EXERCISE GOAL:
Identify the lines that contain the string "puede", then copy each of them.

Records about charts and figures
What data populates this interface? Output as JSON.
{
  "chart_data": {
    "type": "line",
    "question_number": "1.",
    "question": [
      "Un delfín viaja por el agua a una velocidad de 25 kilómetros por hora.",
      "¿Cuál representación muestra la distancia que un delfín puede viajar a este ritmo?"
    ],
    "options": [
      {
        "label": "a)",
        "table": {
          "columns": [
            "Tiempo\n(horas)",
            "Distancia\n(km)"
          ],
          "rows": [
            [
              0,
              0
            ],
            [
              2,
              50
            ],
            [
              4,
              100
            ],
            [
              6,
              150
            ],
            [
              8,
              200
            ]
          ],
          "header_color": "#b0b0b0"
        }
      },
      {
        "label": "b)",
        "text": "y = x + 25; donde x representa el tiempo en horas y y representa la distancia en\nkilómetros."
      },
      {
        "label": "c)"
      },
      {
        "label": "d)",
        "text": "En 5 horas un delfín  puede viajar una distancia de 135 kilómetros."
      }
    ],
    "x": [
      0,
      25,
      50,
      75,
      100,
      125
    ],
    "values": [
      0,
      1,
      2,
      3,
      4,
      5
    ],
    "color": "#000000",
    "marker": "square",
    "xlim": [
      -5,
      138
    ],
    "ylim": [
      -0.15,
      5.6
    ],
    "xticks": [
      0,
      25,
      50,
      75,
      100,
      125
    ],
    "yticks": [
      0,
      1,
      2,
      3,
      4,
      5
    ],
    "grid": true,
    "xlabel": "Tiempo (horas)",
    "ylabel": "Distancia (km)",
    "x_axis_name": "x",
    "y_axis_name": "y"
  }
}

FINISHED TASK:
      "¿Cuál representación muestra la distancia que un delfín puede viajar a este ritmo?"
        "text": "En 5 horas un delfín  puede viajar una distancia de 135 kilómetros."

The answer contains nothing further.